++++ Data section ++++

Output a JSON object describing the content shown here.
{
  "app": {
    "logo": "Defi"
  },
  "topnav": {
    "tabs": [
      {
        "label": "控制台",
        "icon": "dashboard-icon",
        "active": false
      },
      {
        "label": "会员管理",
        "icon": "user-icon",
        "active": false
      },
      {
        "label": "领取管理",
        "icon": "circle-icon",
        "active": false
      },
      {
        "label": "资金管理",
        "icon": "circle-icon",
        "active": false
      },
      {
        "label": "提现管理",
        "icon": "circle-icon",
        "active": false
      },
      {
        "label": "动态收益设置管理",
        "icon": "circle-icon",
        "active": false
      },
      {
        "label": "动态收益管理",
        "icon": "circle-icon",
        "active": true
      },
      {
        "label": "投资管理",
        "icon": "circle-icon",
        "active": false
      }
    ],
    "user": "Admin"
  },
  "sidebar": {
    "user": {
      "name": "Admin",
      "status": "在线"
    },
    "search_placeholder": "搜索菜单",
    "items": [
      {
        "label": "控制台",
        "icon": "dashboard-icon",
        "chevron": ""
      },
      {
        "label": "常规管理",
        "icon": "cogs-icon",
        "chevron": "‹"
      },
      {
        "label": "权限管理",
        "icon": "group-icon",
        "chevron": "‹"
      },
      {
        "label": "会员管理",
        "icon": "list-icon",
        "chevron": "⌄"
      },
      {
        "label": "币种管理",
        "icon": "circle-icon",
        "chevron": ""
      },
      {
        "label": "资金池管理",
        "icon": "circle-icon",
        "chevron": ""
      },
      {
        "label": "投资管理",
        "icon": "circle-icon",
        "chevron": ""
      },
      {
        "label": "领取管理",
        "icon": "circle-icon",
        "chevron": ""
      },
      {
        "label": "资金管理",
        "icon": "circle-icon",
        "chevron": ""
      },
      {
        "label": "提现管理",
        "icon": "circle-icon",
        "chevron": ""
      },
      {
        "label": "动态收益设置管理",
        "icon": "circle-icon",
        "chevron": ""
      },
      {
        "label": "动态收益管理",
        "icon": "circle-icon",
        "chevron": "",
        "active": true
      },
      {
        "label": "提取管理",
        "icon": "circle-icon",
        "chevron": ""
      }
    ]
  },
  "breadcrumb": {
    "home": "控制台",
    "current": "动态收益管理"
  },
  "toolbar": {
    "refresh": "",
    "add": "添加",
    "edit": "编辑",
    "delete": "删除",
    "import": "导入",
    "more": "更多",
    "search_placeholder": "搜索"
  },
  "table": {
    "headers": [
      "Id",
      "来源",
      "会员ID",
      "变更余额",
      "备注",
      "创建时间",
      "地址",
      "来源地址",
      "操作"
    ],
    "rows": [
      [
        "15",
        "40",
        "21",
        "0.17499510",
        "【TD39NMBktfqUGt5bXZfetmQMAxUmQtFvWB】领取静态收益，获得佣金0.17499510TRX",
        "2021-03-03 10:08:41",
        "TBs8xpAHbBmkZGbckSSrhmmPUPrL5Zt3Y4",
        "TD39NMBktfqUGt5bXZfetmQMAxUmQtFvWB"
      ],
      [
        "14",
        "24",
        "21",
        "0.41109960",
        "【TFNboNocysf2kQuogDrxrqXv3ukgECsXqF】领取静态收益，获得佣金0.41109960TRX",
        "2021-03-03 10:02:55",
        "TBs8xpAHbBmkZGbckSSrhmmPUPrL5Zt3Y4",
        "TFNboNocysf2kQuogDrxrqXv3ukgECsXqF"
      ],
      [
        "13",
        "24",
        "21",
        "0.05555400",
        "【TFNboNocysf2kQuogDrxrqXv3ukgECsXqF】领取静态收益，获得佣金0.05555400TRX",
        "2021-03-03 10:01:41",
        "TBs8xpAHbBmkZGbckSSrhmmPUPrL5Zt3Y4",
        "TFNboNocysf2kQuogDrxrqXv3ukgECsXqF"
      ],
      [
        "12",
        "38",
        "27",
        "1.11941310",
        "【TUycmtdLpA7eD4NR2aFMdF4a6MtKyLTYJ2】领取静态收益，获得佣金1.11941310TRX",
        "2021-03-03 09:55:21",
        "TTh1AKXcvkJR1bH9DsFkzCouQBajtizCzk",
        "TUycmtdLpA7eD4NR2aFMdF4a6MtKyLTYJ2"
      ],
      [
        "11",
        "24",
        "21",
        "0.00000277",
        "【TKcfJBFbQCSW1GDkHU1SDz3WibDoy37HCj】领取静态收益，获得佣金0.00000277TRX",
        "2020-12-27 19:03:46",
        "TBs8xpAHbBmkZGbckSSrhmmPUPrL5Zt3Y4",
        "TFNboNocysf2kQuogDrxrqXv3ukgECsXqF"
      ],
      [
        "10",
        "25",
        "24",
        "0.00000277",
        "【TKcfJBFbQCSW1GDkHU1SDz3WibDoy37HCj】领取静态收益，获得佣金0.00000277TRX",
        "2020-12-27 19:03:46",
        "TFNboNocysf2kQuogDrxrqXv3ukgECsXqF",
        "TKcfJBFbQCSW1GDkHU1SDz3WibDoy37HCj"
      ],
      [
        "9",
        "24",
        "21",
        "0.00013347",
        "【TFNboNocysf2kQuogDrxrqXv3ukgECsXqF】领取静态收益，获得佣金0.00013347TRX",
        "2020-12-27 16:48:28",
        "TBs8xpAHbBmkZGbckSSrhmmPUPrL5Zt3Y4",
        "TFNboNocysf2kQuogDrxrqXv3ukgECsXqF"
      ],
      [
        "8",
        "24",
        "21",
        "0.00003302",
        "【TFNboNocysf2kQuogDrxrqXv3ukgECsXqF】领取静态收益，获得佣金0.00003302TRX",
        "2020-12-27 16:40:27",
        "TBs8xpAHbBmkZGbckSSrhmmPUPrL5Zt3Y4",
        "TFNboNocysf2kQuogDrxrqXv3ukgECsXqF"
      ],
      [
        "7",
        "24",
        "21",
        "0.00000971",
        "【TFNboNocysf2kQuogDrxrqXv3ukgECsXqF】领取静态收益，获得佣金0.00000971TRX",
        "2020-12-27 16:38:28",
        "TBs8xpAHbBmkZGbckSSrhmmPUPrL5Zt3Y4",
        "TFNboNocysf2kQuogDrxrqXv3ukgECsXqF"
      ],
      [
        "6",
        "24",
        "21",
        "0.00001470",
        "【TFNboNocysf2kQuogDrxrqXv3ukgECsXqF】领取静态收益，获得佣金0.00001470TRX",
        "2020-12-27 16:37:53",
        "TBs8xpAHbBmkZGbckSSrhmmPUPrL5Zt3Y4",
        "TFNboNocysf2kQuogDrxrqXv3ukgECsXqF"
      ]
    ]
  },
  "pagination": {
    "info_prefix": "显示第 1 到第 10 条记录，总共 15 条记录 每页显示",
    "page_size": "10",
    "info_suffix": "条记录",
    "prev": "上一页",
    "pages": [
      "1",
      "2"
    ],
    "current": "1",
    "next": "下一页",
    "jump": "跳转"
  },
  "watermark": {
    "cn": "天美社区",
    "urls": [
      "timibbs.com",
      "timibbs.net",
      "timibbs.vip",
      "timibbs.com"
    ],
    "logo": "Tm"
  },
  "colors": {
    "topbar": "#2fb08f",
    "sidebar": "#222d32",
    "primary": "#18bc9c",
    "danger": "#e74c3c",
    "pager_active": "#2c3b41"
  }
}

++++

• _Written problem_: Find how many lines of the entries contain "timibbs". Respond with the number only.

• _Response to this task_: 4